### Selected excerpt
====

But how would the number of features which meet the target change if we increased the budget? Or how would the number of features which meet the target change if we increased the target to 85%? These are common questions in project prioritization exercises (e.g. Chadés et al. 2015; Di Fonzo et al. 2016; Martin et al. 2018). So, let’s try solving this problem with 70% and 85% targets under a range of different budgets and plot the relationships.

# specify budgets, ranging between zero and the total cost of all the budgets,
# with the total number of different budgets equaling 50
# (note that we would use a higher number for publications)
budgets <- seq(0, sum(actions$cost), length.out = 50)

# specify targets
targets <- c(0.7, 0.85)

====

A run of records:

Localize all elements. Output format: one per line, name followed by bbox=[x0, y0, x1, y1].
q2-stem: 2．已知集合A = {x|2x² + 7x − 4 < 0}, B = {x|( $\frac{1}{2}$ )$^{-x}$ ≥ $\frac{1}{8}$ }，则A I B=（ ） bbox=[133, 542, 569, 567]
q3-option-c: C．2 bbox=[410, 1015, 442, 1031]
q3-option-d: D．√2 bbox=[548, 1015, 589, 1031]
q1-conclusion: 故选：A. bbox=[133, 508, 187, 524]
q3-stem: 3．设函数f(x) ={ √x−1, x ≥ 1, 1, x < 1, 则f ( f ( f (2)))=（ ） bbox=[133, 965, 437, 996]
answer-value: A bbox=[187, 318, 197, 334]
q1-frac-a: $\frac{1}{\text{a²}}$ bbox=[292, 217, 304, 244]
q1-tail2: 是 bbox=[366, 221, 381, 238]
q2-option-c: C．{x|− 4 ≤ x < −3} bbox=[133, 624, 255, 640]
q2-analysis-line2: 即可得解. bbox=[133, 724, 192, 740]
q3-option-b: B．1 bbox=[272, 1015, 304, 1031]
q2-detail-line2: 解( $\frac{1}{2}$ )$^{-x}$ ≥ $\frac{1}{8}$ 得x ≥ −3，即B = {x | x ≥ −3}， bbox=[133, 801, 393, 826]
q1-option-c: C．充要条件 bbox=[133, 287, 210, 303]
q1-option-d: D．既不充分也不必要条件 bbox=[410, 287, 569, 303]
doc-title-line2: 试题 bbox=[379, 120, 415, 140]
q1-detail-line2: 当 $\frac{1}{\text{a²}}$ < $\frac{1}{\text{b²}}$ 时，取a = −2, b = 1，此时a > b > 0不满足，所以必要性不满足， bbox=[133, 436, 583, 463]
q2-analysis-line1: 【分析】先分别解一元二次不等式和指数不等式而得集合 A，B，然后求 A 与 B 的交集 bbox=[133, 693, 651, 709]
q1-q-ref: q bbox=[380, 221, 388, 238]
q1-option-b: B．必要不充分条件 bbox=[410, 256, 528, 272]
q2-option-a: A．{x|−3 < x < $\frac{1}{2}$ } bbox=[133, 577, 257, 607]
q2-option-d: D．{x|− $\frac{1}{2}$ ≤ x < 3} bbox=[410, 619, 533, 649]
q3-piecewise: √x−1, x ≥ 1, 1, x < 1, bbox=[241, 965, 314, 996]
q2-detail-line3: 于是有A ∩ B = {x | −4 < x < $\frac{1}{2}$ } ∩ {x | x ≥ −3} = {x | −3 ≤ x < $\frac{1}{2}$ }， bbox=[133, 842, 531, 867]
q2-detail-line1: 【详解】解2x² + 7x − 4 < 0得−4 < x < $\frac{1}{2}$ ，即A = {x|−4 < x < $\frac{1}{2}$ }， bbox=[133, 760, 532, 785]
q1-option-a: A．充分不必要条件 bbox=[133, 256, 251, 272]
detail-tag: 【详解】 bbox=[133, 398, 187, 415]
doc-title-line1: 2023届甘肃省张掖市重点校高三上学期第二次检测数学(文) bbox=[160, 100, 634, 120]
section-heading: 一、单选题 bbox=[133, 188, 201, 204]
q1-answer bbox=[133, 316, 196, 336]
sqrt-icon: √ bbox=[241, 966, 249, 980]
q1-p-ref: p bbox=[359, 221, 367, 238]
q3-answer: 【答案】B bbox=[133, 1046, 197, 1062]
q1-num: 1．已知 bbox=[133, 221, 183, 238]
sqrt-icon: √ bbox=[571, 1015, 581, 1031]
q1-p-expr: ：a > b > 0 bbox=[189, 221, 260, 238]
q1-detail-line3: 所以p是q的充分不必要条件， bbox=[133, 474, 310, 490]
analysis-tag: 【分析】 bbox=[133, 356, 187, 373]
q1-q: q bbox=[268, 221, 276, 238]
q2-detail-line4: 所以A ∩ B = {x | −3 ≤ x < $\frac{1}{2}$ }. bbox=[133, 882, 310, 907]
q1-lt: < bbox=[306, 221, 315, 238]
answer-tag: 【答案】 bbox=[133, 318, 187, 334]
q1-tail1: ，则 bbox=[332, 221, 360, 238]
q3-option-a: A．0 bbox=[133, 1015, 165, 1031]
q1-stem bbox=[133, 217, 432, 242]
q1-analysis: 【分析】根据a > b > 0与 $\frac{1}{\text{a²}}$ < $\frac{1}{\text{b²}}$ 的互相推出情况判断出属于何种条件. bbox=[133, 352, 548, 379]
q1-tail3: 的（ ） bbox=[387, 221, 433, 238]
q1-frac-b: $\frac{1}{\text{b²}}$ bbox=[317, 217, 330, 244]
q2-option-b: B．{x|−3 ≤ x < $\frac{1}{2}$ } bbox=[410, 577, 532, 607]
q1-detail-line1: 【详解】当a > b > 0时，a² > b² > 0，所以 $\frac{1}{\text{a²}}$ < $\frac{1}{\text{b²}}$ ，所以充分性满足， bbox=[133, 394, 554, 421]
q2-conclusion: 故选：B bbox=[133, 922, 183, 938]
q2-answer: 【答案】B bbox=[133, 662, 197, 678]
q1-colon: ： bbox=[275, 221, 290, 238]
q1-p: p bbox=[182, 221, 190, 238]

====

### Directions
**a)** Can you rewrite the paragraph beginning "But how would the number of features" in the project prioritization excerpt as a brief list that keeps its main facts?
**b)** Could you supply the next part of the project prioritization excerpt, picking up after the line that specifies the targets?

### Solved problems
**a)**
- It asks how the number of features meeting the target would change if the budget increased.
- It also asks how that number would change if the target were raised to 85%.
- These are common questions in project prioritization exercises (Chadés et al. 2015; Di Fonzo et al. 2016; Martin et al. 2018).
- The plan is to solve the problem with 70% and 85% targets under a range of budgets and plot the relationships.

**b)**
# run prioritizations and compile results
comp_data <- lapply(targets, function(i) {
  o <- lapply(budgets, function(b) {
    problem(projects = projects, actions = actions, features = features,
            "name", "success", "name", "cost", "name") %>%
    add_max_targets_met_objective(budget = b) %>%
    add_absolute_targets(i) %>%
    add_binary_decisions() %>%
    add_default_solver(verbose = FALSE) %>%
    solve()
  })
  o <- as_tibble(do.call(rbind, o))
  o$budget <- budgets
  o$target <- paste0(i * 100, "%")
  o
})
comp_data <- as_tibble(do.call(rbind, comp_data))

# plot the relationship between the number of features that meet the target
# in a solution and the cost of a solution
ggplot(comp_data, aes(x = cost, y = obj, color = target)) +
geom_step() +
xlab("Solution cost ($)") +
ylab("Number of features with targets") +
labs(color = "Target")

We might also be interested in understanding how exactly how much it would cost to implement a set of management actions that would result in all of the features meeting a specific target. Let’s see if we can find out how much it would cost to ensure that every feature has a 99% probability of persistence.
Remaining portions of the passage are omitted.